[Start THE INPUT]
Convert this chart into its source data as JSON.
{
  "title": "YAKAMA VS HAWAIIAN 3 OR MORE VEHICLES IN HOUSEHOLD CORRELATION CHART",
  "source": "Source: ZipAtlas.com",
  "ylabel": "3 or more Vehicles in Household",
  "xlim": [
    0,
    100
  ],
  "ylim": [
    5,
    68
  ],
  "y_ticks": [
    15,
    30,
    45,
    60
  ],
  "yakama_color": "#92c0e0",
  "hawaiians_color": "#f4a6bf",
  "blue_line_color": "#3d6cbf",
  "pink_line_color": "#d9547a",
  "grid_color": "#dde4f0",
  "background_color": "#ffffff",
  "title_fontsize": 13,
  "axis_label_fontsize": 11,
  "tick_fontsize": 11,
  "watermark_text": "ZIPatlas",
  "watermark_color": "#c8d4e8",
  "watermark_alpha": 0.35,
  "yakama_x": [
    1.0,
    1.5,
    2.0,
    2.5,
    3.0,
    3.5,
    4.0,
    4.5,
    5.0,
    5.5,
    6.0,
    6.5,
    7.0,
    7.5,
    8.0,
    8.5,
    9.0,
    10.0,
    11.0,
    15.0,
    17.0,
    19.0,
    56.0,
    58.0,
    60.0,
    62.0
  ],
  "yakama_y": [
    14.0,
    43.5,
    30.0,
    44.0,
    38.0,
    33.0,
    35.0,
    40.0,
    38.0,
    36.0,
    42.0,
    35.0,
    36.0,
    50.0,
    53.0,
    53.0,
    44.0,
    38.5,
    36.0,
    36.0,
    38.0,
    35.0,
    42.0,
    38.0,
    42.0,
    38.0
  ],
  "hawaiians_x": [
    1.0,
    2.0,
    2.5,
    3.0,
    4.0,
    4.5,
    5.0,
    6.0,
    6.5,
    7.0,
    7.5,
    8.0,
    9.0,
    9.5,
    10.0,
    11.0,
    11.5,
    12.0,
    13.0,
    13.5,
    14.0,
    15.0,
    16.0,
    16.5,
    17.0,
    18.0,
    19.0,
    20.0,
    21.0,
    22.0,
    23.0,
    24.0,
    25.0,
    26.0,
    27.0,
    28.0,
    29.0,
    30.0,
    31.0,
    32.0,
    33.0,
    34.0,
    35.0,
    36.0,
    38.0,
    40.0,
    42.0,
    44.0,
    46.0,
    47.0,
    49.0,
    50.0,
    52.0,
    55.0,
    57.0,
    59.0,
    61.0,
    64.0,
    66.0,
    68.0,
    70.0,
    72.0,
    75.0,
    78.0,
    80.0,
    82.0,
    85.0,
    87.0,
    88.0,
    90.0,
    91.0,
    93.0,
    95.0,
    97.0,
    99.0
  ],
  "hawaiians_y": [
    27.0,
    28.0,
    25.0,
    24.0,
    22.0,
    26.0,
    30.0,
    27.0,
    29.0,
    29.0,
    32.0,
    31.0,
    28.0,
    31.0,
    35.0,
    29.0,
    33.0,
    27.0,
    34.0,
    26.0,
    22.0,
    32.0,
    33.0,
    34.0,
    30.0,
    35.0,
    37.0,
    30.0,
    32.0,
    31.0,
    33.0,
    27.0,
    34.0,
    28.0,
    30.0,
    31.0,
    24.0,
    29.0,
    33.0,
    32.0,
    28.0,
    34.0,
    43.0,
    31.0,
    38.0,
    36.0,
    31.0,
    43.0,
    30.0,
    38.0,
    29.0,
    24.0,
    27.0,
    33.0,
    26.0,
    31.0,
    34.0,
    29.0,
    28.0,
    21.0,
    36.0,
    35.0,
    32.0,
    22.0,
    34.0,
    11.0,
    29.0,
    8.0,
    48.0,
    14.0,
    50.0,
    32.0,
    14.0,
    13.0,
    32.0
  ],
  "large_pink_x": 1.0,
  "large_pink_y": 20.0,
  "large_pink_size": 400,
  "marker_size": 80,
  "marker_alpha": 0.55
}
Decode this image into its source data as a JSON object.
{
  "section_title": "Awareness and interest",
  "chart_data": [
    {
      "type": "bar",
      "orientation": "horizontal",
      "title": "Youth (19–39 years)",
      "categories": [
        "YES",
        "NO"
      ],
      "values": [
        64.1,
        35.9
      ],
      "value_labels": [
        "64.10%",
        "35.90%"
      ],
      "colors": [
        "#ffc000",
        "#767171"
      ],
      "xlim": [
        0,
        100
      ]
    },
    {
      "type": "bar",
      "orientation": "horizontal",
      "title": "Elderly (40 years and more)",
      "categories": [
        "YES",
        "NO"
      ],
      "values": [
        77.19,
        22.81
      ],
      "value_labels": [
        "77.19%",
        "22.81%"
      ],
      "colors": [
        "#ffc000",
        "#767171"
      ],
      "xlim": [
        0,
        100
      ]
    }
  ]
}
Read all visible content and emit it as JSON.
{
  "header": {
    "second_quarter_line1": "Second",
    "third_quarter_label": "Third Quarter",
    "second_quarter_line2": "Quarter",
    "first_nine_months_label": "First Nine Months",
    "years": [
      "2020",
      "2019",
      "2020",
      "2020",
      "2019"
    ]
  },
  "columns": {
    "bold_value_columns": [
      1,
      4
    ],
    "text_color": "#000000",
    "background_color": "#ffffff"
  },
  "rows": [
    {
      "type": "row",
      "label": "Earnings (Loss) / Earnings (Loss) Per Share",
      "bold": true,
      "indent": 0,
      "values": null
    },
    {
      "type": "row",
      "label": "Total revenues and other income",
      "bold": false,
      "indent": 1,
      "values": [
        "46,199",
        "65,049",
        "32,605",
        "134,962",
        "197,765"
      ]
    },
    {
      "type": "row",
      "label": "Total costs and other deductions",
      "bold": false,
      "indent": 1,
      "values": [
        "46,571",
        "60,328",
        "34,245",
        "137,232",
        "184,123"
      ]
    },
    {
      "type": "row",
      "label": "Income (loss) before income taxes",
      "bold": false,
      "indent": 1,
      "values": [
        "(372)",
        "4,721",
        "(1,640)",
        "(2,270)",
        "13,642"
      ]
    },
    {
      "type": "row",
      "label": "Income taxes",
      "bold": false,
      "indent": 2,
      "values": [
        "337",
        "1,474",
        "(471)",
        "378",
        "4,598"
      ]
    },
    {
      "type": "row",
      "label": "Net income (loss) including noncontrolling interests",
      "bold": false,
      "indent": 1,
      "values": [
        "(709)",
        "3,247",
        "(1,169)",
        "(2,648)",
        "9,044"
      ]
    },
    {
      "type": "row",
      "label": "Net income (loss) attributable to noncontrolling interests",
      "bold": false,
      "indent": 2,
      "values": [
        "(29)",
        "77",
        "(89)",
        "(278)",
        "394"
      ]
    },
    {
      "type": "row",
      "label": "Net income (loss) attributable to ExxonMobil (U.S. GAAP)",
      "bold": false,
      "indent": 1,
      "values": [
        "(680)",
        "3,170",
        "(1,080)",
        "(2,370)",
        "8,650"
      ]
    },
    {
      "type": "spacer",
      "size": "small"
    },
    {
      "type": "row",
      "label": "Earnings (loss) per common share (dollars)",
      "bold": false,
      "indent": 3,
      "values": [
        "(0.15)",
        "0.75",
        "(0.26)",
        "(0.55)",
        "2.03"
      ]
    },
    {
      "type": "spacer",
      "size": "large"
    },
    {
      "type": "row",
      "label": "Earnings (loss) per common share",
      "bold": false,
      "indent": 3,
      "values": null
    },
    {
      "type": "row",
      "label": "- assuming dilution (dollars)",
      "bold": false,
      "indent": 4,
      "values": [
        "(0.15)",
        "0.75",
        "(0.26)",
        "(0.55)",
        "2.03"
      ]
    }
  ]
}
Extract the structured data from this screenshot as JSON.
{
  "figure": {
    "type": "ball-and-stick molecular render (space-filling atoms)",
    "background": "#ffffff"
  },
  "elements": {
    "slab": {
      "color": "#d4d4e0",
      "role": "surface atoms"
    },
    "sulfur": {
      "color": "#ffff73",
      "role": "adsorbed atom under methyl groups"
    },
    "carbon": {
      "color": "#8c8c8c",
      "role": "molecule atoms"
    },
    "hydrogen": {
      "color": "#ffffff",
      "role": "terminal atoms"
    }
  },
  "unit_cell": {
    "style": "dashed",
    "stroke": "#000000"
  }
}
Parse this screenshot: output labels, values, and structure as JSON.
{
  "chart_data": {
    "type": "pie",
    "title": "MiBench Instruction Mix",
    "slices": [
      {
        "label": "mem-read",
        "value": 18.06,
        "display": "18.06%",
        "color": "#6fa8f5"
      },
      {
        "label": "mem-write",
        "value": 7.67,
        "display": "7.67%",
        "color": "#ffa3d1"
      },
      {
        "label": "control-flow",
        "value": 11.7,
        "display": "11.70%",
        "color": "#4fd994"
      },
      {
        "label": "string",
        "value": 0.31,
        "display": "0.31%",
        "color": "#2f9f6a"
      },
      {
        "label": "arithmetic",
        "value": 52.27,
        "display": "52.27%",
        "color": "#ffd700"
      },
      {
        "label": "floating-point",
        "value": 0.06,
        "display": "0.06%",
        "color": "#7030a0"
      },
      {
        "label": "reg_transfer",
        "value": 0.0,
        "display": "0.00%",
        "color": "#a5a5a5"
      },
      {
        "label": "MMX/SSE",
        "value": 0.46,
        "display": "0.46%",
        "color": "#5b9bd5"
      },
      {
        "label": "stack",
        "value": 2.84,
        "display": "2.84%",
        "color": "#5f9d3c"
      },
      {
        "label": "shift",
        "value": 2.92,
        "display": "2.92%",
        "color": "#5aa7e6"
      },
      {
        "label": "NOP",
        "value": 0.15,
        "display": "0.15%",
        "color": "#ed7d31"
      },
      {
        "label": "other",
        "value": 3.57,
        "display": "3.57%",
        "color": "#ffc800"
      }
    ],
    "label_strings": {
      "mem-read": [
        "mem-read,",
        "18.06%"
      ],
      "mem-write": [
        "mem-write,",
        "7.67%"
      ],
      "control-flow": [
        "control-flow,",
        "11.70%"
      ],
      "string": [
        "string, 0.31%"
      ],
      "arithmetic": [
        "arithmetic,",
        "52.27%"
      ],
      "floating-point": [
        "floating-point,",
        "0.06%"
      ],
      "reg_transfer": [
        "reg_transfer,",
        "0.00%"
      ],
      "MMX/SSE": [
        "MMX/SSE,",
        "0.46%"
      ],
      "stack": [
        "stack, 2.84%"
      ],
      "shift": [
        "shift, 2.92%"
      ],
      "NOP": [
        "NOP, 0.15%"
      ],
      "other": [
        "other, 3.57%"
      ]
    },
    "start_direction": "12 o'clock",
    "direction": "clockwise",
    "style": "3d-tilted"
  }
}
[End THE INPUT]
_YOUR INSTRUCTIONS:_ Reply with nothing but the number of lines that contain the word "arithmetic".

_RESULT BELOW:_ 3